▶ [WHAT IS NEEDED]:
Reproduce all records exactly.

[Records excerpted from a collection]
§
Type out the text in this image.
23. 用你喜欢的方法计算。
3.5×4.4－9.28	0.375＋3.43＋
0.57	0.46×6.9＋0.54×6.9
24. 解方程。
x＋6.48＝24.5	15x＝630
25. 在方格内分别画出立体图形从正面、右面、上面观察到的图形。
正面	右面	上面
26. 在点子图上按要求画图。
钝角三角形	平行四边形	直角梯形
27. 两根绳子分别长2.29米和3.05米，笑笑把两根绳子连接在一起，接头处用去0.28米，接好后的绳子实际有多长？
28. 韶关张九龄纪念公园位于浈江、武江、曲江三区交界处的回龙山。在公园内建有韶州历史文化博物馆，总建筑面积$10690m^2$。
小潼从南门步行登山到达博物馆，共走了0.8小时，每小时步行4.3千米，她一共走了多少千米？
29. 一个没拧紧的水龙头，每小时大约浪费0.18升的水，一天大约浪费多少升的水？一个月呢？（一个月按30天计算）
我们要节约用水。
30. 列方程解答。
§
▶ [TASK RESULT]:
Type out the text in this image.
23. 用你喜欢的方法计算。
3.5×4.4－9.28	0.375＋3.43＋
0.57	0.46×6.9＋0.54×6.9
24. 解方程。
x＋6.48＝24.5	15x＝630
25. 在方格内分别画出立体图形从正面、右面、上面观察到的图形。
正面	右面	上面
26. 在点子图上按要求画图。
钝角三角形	平行四边形	直角梯形
27. 两根绳子分别长2.29米和3.05米，笑笑把两根绳子连接在一起，接头处用去0.28米，接好后的绳子实际有多长？
28. 韶关张九龄纪念公园位于浈江、武江、曲江三区交界处的回龙山。在公园内建有韶州历史文化博物馆，总建筑面积$10690m^2$。
小潼从南门步行登山到达博物馆，共走了0.8小时，每小时步行4.3千米，她一共走了多少千米？
29. 一个没拧紧的水龙头，每小时大约浪费0.18升的水，一天大约浪费多少升的水？一个月呢？（一个月按30天计算）
我们要节约用水。
30. 列方程解答。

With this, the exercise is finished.